Say how many lines contain the word "value" and give no other text.

Entries with figure data —
=====

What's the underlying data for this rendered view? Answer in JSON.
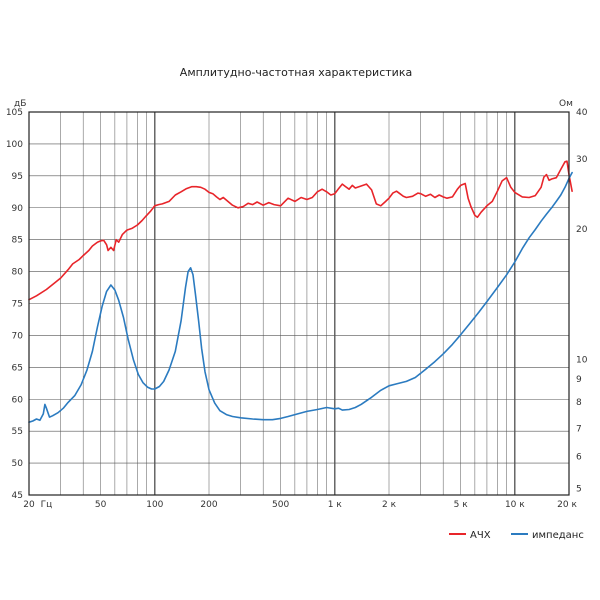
{
  "chart_data": {
    "type": "line",
    "title": "Амплитудно-частотная характеристика",
    "x_scale": "log",
    "xlim": [
      20,
      20000
    ],
    "ylim_left": [
      45,
      105
    ],
    "left_unit": "дБ",
    "right_unit": "Ом",
    "x_tick_labels": [
      {
        "value": 20,
        "label": "20"
      },
      {
        "value": 25,
        "label": "Гц"
      },
      {
        "value": 50,
        "label": "50"
      },
      {
        "value": 100,
        "label": "100"
      },
      {
        "value": 200,
        "label": "200"
      },
      {
        "value": 500,
        "label": "500"
      },
      {
        "value": 1000,
        "label": "1 к"
      },
      {
        "value": 2000,
        "label": "2 к"
      },
      {
        "value": 5000,
        "label": "5 к"
      },
      {
        "value": 10000,
        "label": "10 к"
      },
      {
        "value": 20000,
        "label": "20 к"
      }
    ],
    "left_ticks": [
      45,
      50,
      55,
      60,
      65,
      70,
      75,
      80,
      85,
      90,
      95,
      100,
      105
    ],
    "right_ticks": [
      {
        "label": "40",
        "at_db": 105
      },
      {
        "label": "30",
        "at_db": 97.6
      },
      {
        "label": "20",
        "at_db": 86.7
      },
      {
        "label": "10",
        "at_db": 66.2
      },
      {
        "label": "9",
        "at_db": 63.2
      },
      {
        "label": "8",
        "at_db": 59.6
      },
      {
        "label": "7",
        "at_db": 55.4
      },
      {
        "label": "6",
        "at_db": 51.0
      },
      {
        "label": "5",
        "at_db": 46.0
      }
    ],
    "grid": true,
    "legend_position": "bottom-right",
    "series": [
      {
        "name": "АЧХ",
        "color": "#e8252a",
        "points": [
          [
            20,
            75.6
          ],
          [
            22,
            76.2
          ],
          [
            25,
            77.2
          ],
          [
            28,
            78.3
          ],
          [
            30,
            79
          ],
          [
            33,
            80.3
          ],
          [
            35,
            81.2
          ],
          [
            38,
            81.9
          ],
          [
            40,
            82.5
          ],
          [
            43,
            83.3
          ],
          [
            45,
            84
          ],
          [
            48,
            84.6
          ],
          [
            50,
            84.8
          ],
          [
            52,
            84.9
          ],
          [
            54,
            84.2
          ],
          [
            55,
            83.3
          ],
          [
            57,
            83.8
          ],
          [
            59,
            83.3
          ],
          [
            61,
            85
          ],
          [
            63,
            84.6
          ],
          [
            66,
            85.8
          ],
          [
            70,
            86.5
          ],
          [
            75,
            86.8
          ],
          [
            80,
            87.3
          ],
          [
            85,
            88
          ],
          [
            90,
            88.8
          ],
          [
            95,
            89.5
          ],
          [
            100,
            90.3
          ],
          [
            105,
            90.5
          ],
          [
            110,
            90.6
          ],
          [
            120,
            91
          ],
          [
            130,
            92
          ],
          [
            140,
            92.5
          ],
          [
            150,
            93
          ],
          [
            160,
            93.3
          ],
          [
            170,
            93.3
          ],
          [
            180,
            93.2
          ],
          [
            190,
            92.9
          ],
          [
            200,
            92.4
          ],
          [
            210,
            92.2
          ],
          [
            220,
            91.7
          ],
          [
            230,
            91.3
          ],
          [
            240,
            91.6
          ],
          [
            250,
            91.2
          ],
          [
            270,
            90.4
          ],
          [
            290,
            90
          ],
          [
            310,
            90.2
          ],
          [
            330,
            90.7
          ],
          [
            350,
            90.5
          ],
          [
            370,
            90.9
          ],
          [
            400,
            90.4
          ],
          [
            430,
            90.8
          ],
          [
            460,
            90.5
          ],
          [
            500,
            90.3
          ],
          [
            550,
            91.5
          ],
          [
            600,
            91
          ],
          [
            650,
            91.6
          ],
          [
            700,
            91.3
          ],
          [
            750,
            91.6
          ],
          [
            800,
            92.5
          ],
          [
            850,
            92.9
          ],
          [
            900,
            92.5
          ],
          [
            950,
            92
          ],
          [
            1000,
            92.2
          ],
          [
            1050,
            93
          ],
          [
            1100,
            93.7
          ],
          [
            1150,
            93.3
          ],
          [
            1200,
            92.9
          ],
          [
            1250,
            93.5
          ],
          [
            1300,
            93.1
          ],
          [
            1400,
            93.4
          ],
          [
            1500,
            93.7
          ],
          [
            1600,
            92.8
          ],
          [
            1700,
            90.6
          ],
          [
            1800,
            90.3
          ],
          [
            1900,
            90.9
          ],
          [
            2000,
            91.5
          ],
          [
            2100,
            92.3
          ],
          [
            2200,
            92.6
          ],
          [
            2300,
            92.2
          ],
          [
            2400,
            91.8
          ],
          [
            2500,
            91.6
          ],
          [
            2700,
            91.8
          ],
          [
            2900,
            92.3
          ],
          [
            3000,
            92.2
          ],
          [
            3200,
            91.8
          ],
          [
            3400,
            92.1
          ],
          [
            3600,
            91.6
          ],
          [
            3800,
            92
          ],
          [
            4000,
            91.7
          ],
          [
            4200,
            91.5
          ],
          [
            4500,
            91.7
          ],
          [
            4800,
            92.9
          ],
          [
            5000,
            93.5
          ],
          [
            5300,
            93.8
          ],
          [
            5500,
            91.5
          ],
          [
            5700,
            90.2
          ],
          [
            6000,
            88.8
          ],
          [
            6200,
            88.5
          ],
          [
            6500,
            89.3
          ],
          [
            7000,
            90.3
          ],
          [
            7500,
            91
          ],
          [
            8000,
            92.6
          ],
          [
            8500,
            94.2
          ],
          [
            9000,
            94.7
          ],
          [
            9500,
            93.2
          ],
          [
            10000,
            92.4
          ],
          [
            11000,
            91.7
          ],
          [
            12000,
            91.6
          ],
          [
            13000,
            91.9
          ],
          [
            14000,
            93.2
          ],
          [
            14500,
            94.8
          ],
          [
            15000,
            95.2
          ],
          [
            15500,
            94.3
          ],
          [
            16000,
            94.5
          ],
          [
            17000,
            94.7
          ],
          [
            18000,
            96
          ],
          [
            19000,
            97.2
          ],
          [
            19500,
            97.3
          ],
          [
            20000,
            95.2
          ],
          [
            20800,
            92.6
          ]
        ]
      },
      {
        "name": "импеданс",
        "color": "#2b7bc0",
        "points": [
          [
            20,
            56.4
          ],
          [
            21,
            56.6
          ],
          [
            22,
            56.9
          ],
          [
            23,
            56.7
          ],
          [
            24,
            57.7
          ],
          [
            24.5,
            59.2
          ],
          [
            25,
            58.6
          ],
          [
            26,
            57.2
          ],
          [
            27,
            57.4
          ],
          [
            29,
            57.9
          ],
          [
            31,
            58.6
          ],
          [
            33,
            59.5
          ],
          [
            36,
            60.6
          ],
          [
            39,
            62.3
          ],
          [
            42,
            64.6
          ],
          [
            45,
            67.5
          ],
          [
            48,
            71.3
          ],
          [
            51,
            74.6
          ],
          [
            54,
            76.9
          ],
          [
            57,
            77.9
          ],
          [
            60,
            77.1
          ],
          [
            63,
            75.5
          ],
          [
            67,
            72.8
          ],
          [
            71,
            69.5
          ],
          [
            76,
            66.2
          ],
          [
            81,
            63.9
          ],
          [
            86,
            62.6
          ],
          [
            91,
            61.9
          ],
          [
            96,
            61.6
          ],
          [
            100,
            61.6
          ],
          [
            106,
            62
          ],
          [
            112,
            62.8
          ],
          [
            120,
            64.6
          ],
          [
            130,
            67.5
          ],
          [
            140,
            72.3
          ],
          [
            148,
            77.5
          ],
          [
            153,
            80
          ],
          [
            158,
            80.6
          ],
          [
            163,
            79.5
          ],
          [
            168,
            76.5
          ],
          [
            175,
            72.3
          ],
          [
            182,
            68
          ],
          [
            190,
            64.3
          ],
          [
            200,
            61.5
          ],
          [
            215,
            59.4
          ],
          [
            230,
            58.2
          ],
          [
            250,
            57.6
          ],
          [
            270,
            57.3
          ],
          [
            300,
            57.1
          ],
          [
            350,
            56.9
          ],
          [
            400,
            56.8
          ],
          [
            450,
            56.8
          ],
          [
            500,
            57
          ],
          [
            550,
            57.3
          ],
          [
            600,
            57.6
          ],
          [
            700,
            58.1
          ],
          [
            800,
            58.4
          ],
          [
            900,
            58.7
          ],
          [
            1000,
            58.5
          ],
          [
            1050,
            58.6
          ],
          [
            1100,
            58.3
          ],
          [
            1200,
            58.4
          ],
          [
            1300,
            58.7
          ],
          [
            1400,
            59.2
          ],
          [
            1600,
            60.3
          ],
          [
            1800,
            61.4
          ],
          [
            2000,
            62.1
          ],
          [
            2200,
            62.4
          ],
          [
            2500,
            62.8
          ],
          [
            2800,
            63.4
          ],
          [
            3200,
            64.7
          ],
          [
            3600,
            65.9
          ],
          [
            4000,
            67.1
          ],
          [
            4500,
            68.6
          ],
          [
            5000,
            70.1
          ],
          [
            5600,
            71.8
          ],
          [
            6300,
            73.6
          ],
          [
            7000,
            75.3
          ],
          [
            8000,
            77.5
          ],
          [
            9000,
            79.5
          ],
          [
            10000,
            81.5
          ],
          [
            11000,
            83.6
          ],
          [
            12000,
            85.3
          ],
          [
            13000,
            86.6
          ],
          [
            14000,
            87.9
          ],
          [
            15000,
            89
          ],
          [
            16000,
            90
          ],
          [
            17000,
            91
          ],
          [
            18000,
            92
          ],
          [
            19000,
            93.2
          ],
          [
            20000,
            94.6
          ],
          [
            20800,
            95.5
          ]
        ]
      }
    ]
  }
}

=====

Answer to this problem — 11